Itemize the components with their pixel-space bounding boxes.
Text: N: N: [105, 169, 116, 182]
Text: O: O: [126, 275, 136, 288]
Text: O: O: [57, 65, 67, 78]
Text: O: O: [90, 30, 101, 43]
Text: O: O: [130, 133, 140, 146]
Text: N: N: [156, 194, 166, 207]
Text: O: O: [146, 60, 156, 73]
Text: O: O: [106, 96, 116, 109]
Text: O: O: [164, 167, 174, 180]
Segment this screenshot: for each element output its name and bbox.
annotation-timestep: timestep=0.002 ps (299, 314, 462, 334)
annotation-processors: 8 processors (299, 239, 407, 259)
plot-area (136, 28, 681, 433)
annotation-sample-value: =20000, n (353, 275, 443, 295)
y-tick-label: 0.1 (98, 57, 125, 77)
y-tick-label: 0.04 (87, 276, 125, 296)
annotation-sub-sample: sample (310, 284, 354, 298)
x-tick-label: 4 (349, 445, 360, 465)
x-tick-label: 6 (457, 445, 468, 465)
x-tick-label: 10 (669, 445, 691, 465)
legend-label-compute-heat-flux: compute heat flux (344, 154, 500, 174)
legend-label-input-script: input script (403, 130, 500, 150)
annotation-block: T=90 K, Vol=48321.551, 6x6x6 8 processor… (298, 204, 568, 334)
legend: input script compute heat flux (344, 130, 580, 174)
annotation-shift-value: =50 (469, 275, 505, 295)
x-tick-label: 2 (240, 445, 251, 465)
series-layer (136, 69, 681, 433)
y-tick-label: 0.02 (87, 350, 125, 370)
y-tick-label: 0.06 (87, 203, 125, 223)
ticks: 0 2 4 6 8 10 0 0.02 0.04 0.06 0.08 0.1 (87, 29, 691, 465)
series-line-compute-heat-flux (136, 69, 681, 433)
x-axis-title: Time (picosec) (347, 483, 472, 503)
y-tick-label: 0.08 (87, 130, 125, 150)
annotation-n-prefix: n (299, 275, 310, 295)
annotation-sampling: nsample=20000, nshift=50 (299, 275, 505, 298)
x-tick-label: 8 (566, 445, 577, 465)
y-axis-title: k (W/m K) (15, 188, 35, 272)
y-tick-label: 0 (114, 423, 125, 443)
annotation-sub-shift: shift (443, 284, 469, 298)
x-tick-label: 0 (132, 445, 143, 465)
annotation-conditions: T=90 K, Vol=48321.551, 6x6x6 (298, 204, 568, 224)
· · ·
Rewrite all the rows above, replacing each "y-tick-label" with "y-axis-tick" and leaving everything else unchanged.

• **Output below**:
Itemize the components with their pixel-space bounding boxes.
Text: N: N: [105, 169, 116, 182]
Text: O: O: [126, 275, 136, 288]
Text: O: O: [57, 65, 67, 78]
Text: O: O: [90, 30, 101, 43]
Text: O: O: [130, 133, 140, 146]
Text: N: N: [156, 194, 166, 207]
Text: O: O: [146, 60, 156, 73]
Text: O: O: [106, 96, 116, 109]
Text: O: O: [164, 167, 174, 180]
Segment this screenshot: for each element output its name and bbox.
annotation-timestep: timestep=0.002 ps (299, 314, 462, 334)
annotation-processors: 8 processors (299, 239, 407, 259)
plot-area (136, 28, 681, 433)
annotation-sample-value: =20000, n (353, 275, 443, 295)
y-axis-tick: 0.1 (98, 57, 125, 77)
y-axis-tick: 0.04 (87, 276, 125, 296)
annotation-sub-sample: sample (310, 284, 354, 298)
x-tick-label: 4 (349, 445, 360, 465)
x-tick-label: 6 (457, 445, 468, 465)
x-tick-label: 10 (669, 445, 691, 465)
legend-label-compute-heat-flux: compute heat flux (344, 154, 500, 174)
legend-label-input-script: input script (403, 130, 500, 150)
annotation-block: T=90 K, Vol=48321.551, 6x6x6 8 processor… (298, 204, 568, 334)
legend: input script compute heat flux (344, 130, 580, 174)
annotation-shift-value: =50 (469, 275, 505, 295)
x-tick-label: 2 (240, 445, 251, 465)
series-layer (136, 69, 681, 433)
y-axis-tick: 0.02 (87, 350, 125, 370)
y-axis-tick: 0.06 (87, 203, 125, 223)
ticks: 0 2 4 6 8 10 0 0.02 0.04 0.06 0.08 0.1 (87, 29, 691, 465)
series-line-compute-heat-flux (136, 69, 681, 433)
x-axis-title: Time (picosec) (347, 483, 472, 503)
y-axis-tick: 0.08 (87, 130, 125, 150)
annotation-n-prefix: n (299, 275, 310, 295)
annotation-sampling: nsample=20000, nshift=50 (299, 275, 505, 298)
x-tick-label: 8 (566, 445, 577, 465)
y-axis-title: k (W/m K) (15, 188, 35, 272)
y-axis-tick: 0 (114, 423, 125, 443)
annotation-sub-shift: shift (443, 284, 469, 298)
x-tick-label: 0 (132, 445, 143, 465)
annotation-conditions: T=90 K, Vol=48321.551, 6x6x6 (298, 204, 568, 224)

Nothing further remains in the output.